Task description
Reproduce all of the records exactly.

— start Provided records —

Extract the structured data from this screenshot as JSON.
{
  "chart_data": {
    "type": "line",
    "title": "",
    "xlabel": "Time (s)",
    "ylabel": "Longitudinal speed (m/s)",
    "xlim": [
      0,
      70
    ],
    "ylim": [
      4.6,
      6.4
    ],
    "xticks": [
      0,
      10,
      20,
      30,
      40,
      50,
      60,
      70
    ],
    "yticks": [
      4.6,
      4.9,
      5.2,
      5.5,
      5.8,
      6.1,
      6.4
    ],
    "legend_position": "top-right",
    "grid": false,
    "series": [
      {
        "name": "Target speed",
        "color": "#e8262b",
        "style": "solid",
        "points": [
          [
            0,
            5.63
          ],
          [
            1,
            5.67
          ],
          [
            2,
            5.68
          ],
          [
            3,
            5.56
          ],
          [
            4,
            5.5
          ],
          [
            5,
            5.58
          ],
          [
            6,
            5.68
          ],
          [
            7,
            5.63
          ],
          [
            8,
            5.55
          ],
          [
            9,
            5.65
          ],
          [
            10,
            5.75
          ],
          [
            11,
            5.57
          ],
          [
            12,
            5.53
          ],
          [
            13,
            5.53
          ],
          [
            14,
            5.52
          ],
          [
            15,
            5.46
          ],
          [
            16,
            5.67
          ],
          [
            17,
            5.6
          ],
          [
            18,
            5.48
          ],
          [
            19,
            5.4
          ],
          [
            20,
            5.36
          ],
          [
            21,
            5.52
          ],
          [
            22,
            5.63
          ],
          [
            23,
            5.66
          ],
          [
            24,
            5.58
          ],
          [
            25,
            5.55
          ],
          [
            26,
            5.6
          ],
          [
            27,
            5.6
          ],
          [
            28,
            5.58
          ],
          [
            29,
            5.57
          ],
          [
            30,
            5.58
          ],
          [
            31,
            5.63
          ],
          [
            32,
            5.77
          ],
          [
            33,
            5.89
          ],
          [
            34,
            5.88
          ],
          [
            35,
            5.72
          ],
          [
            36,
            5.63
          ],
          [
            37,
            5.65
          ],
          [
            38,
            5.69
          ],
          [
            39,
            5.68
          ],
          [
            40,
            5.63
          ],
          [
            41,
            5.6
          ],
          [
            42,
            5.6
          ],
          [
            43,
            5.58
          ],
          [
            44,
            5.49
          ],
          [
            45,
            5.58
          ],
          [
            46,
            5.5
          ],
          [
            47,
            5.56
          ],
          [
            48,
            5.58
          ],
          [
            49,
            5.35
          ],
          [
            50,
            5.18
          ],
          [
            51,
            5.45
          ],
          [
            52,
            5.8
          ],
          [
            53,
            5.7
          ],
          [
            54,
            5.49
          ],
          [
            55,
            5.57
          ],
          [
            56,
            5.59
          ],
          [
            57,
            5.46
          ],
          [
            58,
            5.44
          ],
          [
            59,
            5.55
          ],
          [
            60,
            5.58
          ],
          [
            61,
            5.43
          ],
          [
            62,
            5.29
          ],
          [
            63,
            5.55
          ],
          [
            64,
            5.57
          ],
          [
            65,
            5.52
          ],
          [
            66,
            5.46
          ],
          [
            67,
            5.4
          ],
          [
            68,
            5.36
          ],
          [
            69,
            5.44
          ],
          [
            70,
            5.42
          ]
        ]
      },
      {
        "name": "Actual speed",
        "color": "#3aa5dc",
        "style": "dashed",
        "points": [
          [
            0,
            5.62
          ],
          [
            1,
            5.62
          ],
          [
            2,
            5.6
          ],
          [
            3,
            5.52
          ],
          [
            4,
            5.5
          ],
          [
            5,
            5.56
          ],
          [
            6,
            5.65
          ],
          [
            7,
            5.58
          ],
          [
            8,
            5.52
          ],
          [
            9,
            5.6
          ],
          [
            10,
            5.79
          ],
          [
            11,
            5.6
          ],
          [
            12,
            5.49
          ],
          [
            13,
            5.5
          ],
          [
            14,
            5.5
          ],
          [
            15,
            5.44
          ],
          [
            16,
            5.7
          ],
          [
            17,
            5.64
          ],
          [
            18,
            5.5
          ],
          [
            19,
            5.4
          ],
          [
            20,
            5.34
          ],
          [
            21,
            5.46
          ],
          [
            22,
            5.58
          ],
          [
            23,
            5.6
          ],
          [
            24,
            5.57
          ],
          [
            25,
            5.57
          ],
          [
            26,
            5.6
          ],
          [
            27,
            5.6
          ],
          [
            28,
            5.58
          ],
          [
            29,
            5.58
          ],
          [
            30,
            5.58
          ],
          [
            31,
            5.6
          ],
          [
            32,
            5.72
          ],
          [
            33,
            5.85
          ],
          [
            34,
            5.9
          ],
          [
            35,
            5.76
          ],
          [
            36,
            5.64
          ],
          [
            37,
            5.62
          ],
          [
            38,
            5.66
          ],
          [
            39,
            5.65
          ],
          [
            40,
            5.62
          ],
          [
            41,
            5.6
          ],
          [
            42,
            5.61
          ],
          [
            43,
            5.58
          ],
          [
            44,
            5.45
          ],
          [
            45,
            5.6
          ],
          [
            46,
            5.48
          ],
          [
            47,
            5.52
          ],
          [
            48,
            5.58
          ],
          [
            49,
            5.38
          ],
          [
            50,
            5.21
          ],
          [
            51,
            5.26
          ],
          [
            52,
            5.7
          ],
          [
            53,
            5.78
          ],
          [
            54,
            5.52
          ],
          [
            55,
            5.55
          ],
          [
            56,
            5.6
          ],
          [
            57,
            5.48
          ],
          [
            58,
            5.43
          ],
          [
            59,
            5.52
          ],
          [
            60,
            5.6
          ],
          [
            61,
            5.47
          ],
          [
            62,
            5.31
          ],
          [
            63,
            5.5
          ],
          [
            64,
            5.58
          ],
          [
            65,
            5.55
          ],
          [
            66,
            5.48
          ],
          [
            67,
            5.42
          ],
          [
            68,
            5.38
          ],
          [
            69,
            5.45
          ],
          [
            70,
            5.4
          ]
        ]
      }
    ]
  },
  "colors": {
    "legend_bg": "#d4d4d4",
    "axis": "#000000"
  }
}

— end Provided records —

Output for this exercise
Extract the structured data from this screenshot as JSON.
{
  "chart_data": {
    "type": "line",
    "title": "",
    "xlabel": "Time (s)",
    "ylabel": "Longitudinal speed (m/s)",
    "xlim": [
      0,
      70
    ],
    "ylim": [
      4.6,
      6.4
    ],
    "xticks": [
      0,
      10,
      20,
      30,
      40,
      50,
      60,
      70
    ],
    "yticks": [
      4.6,
      4.9,
      5.2,
      5.5,
      5.8,
      6.1,
      6.4
    ],
    "legend_position": "top-right",
    "grid": false,
    "series": [
      {
        "name": "Target speed",
        "color": "#e8262b",
        "style": "solid",
        "points": [
          [
            0,
            5.63
          ],
          [
            1,
            5.67
          ],
          [
            2,
            5.68
          ],
          [
            3,
            5.56
          ],
          [
            4,
            5.5
          ],
          [
            5,
            5.58
          ],
          [
            6,
            5.68
          ],
          [
            7,
            5.63
          ],
          [
            8,
            5.55
          ],
          [
            9,
            5.65
          ],
          [
            10,
            5.75
          ],
          [
            11,
            5.57
          ],
          [
            12,
            5.53
          ],
          [
            13,
            5.53
          ],
          [
            14,
            5.52
          ],
          [
            15,
            5.46
          ],
          [
            16,
            5.67
          ],
          [
            17,
            5.6
          ],
          [
            18,
            5.48
          ],
          [
            19,
            5.4
          ],
          [
            20,
            5.36
          ],
          [
            21,
            5.52
          ],
          [
            22,
            5.63
          ],
          [
            23,
            5.66
          ],
          [
            24,
            5.58
          ],
          [
            25,
            5.55
          ],
          [
            26,
            5.6
          ],
          [
            27,
            5.6
          ],
          [
            28,
            5.58
          ],
          [
            29,
            5.57
          ],
          [
            30,
            5.58
          ],
          [
            31,
            5.63
          ],
          [
            32,
            5.77
          ],
          [
            33,
            5.89
          ],
          [
            34,
            5.88
          ],
          [
            35,
            5.72
          ],
          [
            36,
            5.63
          ],
          [
            37,
            5.65
          ],
          [
            38,
            5.69
          ],
          [
            39,
            5.68
          ],
          [
            40,
            5.63
          ],
          [
            41,
            5.6
          ],
          [
            42,
            5.6
          ],
          [
            43,
            5.58
          ],
          [
            44,
            5.49
          ],
          [
            45,
            5.58
          ],
          [
            46,
            5.5
          ],
          [
            47,
            5.56
          ],
          [
            48,
            5.58
          ],
          [
            49,
            5.35
          ],
          [
            50,
            5.18
          ],
          [
            51,
            5.45
          ],
          [
            52,
            5.8
          ],
          [
            53,
            5.7
          ],
          [
            54,
            5.49
          ],
          [
            55,
            5.57
          ],
          [
            56,
            5.59
          ],
          [
            57,
            5.46
          ],
          [
            58,
            5.44
          ],
          [
            59,
            5.55
          ],
          [
            60,
            5.58
          ],
          [
            61,
            5.43
          ],
          [
            62,
            5.29
          ],
          [
            63,
            5.55
          ],
          [
            64,
            5.57
          ],
          [
            65,
            5.52
          ],
          [
            66,
            5.46
          ],
          [
            67,
            5.4
          ],
          [
            68,
            5.36
          ],
          [
            69,
            5.44
          ],
          [
            70,
            5.42
          ]
        ]
      },
      {
        "name": "Actual speed",
        "color": "#3aa5dc",
        "style": "dashed",
        "points": [
          [
            0,
            5.62
          ],
          [
            1,
            5.62
          ],
          [
            2,
            5.6
          ],
          [
            3,
            5.52
          ],
          [
            4,
            5.5
          ],
          [
            5,
            5.56
          ],
          [
            6,
            5.65
          ],
          [
            7,
            5.58
          ],
          [
            8,
            5.52
          ],
          [
            9,
            5.6
          ],
          [
            10,
            5.79
          ],
          [
            11,
            5.6
          ],
          [
            12,
            5.49
          ],
          [
            13,
            5.5
          ],
          [
            14,
            5.5
          ],
          [
            15,
            5.44
          ],
          [
            16,
            5.7
          ],
          [
            17,
            5.64
          ],
          [
            18,
            5.5
          ],
          [
            19,
            5.4
          ],
          [
            20,
            5.34
          ],
          [
            21,
            5.46
          ],
          [
            22,
            5.58
          ],
          [
            23,
            5.6
          ],
          [
            24,
            5.57
          ],
          [
            25,
            5.57
          ],
          [
            26,
            5.6
          ],
          [
            27,
            5.6
          ],
          [
            28,
            5.58
          ],
          [
            29,
            5.58
          ],
          [
            30,
            5.58
          ],
          [
            31,
            5.6
          ],
          [
            32,
            5.72
          ],
          [
            33,
            5.85
          ],
          [
            34,
            5.9
          ],
          [
            35,
            5.76
          ],
          [
            36,
            5.64
          ],
          [
            37,
            5.62
          ],
          [
            38,
            5.66
          ],
          [
            39,
            5.65
          ],
          [
            40,
            5.62
          ],
          [
            41,
            5.6
          ],
          [
            42,
            5.61
          ],
          [
            43,
            5.58
          ],
          [
            44,
            5.45
          ],
          [
            45,
            5.6
          ],
          [
            46,
            5.48
          ],
          [
            47,
            5.52
          ],
          [
            48,
            5.58
          ],
          [
            49,
            5.38
          ],
          [
            50,
            5.21
          ],
          [
            51,
            5.26
          ],
          [
            52,
            5.7
          ],
          [
            53,
            5.78
          ],
          [
            54,
            5.52
          ],
          [
            55,
            5.55
          ],
          [
            56,
            5.6
          ],
          [
            57,
            5.48
          ],
          [
            58,
            5.43
          ],
          [
            59,
            5.52
          ],
          [
            60,
            5.6
          ],
          [
            61,
            5.47
          ],
          [
            62,
            5.31
          ],
          [
            63,
            5.5
          ],
          [
            64,
            5.58
          ],
          [
            65,
            5.55
          ],
          [
            66,
            5.48
          ],
          [
            67,
            5.42
          ],
          [
            68,
            5.38
          ],
          [
            69,
            5.45
          ],
          [
            70,
            5.4
          ]
        ]
      }
    ]
  },
  "colors": {
    "legend_bg": "#d4d4d4",
    "axis": "#000000"
  }
}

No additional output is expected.